What the exercise asks:
Print the data that follows exactly.

━━ Input

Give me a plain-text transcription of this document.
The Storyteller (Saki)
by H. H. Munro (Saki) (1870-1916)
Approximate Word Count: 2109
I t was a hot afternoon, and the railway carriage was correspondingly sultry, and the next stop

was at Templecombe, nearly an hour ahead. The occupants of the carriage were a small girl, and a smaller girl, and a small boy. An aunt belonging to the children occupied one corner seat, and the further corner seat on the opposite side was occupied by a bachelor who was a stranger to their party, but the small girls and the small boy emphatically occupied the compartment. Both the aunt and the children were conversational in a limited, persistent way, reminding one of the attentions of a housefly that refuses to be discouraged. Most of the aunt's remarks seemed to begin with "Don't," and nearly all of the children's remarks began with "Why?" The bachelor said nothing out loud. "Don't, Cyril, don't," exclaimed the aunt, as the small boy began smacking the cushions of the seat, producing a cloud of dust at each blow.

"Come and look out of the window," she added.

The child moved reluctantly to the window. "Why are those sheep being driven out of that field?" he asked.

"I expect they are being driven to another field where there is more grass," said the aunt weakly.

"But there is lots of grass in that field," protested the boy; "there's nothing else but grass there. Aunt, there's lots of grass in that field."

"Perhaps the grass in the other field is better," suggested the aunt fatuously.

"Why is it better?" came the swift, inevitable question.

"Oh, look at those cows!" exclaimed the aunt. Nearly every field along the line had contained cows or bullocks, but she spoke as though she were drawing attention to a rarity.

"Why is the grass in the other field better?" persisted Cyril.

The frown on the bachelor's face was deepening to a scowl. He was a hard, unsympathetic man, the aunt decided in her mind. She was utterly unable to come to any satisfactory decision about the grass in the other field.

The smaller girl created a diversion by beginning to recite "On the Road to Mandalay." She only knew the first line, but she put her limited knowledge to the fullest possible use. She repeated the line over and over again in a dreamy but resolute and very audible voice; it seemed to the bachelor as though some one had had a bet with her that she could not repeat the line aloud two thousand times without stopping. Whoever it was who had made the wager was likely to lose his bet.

━━━━

Complete output:
Give me a plain-text transcription of this document.
The Storyteller (Saki)
by H. H. Munro (Saki) (1870-1916)
Approximate Word Count: 2109
I t was a hot afternoon, and the railway carriage was correspondingly sultry, and the next stop

was at Templecombe, nearly an hour ahead. The occupants of the carriage were a small girl, and a smaller girl, and a small boy. An aunt belonging to the children occupied one corner seat, and the further corner seat on the opposite side was occupied by a bachelor who was a stranger to their party, but the small girls and the small boy emphatically occupied the compartment. Both the aunt and the children were conversational in a limited, persistent way, reminding one of the attentions of a housefly that refuses to be discouraged. Most of the aunt's remarks seemed to begin with "Don't," and nearly all of the children's remarks began with "Why?" The bachelor said nothing out loud. "Don't, Cyril, don't," exclaimed the aunt, as the small boy began smacking the cushions of the seat, producing a cloud of dust at each blow.

"Come and look out of the window," she added.

The child moved reluctantly to the window. "Why are those sheep being driven out of that field?" he asked.

"I expect they are being driven to another field where there is more grass," said the aunt weakly.

"But there is lots of grass in that field," protested the boy; "there's nothing else but grass there. Aunt, there's lots of grass in that field."

"Perhaps the grass in the other field is better," suggested the aunt fatuously.

"Why is it better?" came the swift, inevitable question.

"Oh, look at those cows!" exclaimed the aunt. Nearly every field along the line had contained cows or bullocks, but she spoke as though she were drawing attention to a rarity.

"Why is the grass in the other field better?" persisted Cyril.

The frown on the bachelor's face was deepening to a scowl. He was a hard, unsympathetic man, the aunt decided in her mind. She was utterly unable to come to any satisfactory decision about the grass in the other field.

The smaller girl created a diversion by beginning to recite "On the Road to Mandalay." She only knew the first line, but she put her limited knowledge to the fullest possible use. She repeated the line over and over again in a dreamy but resolute and very audible voice; it seemed to the bachelor as though some one had had a bet with her that she could not repeat the line aloud two thousand times without stopping. Whoever it was who had made the wager was likely to lose his bet.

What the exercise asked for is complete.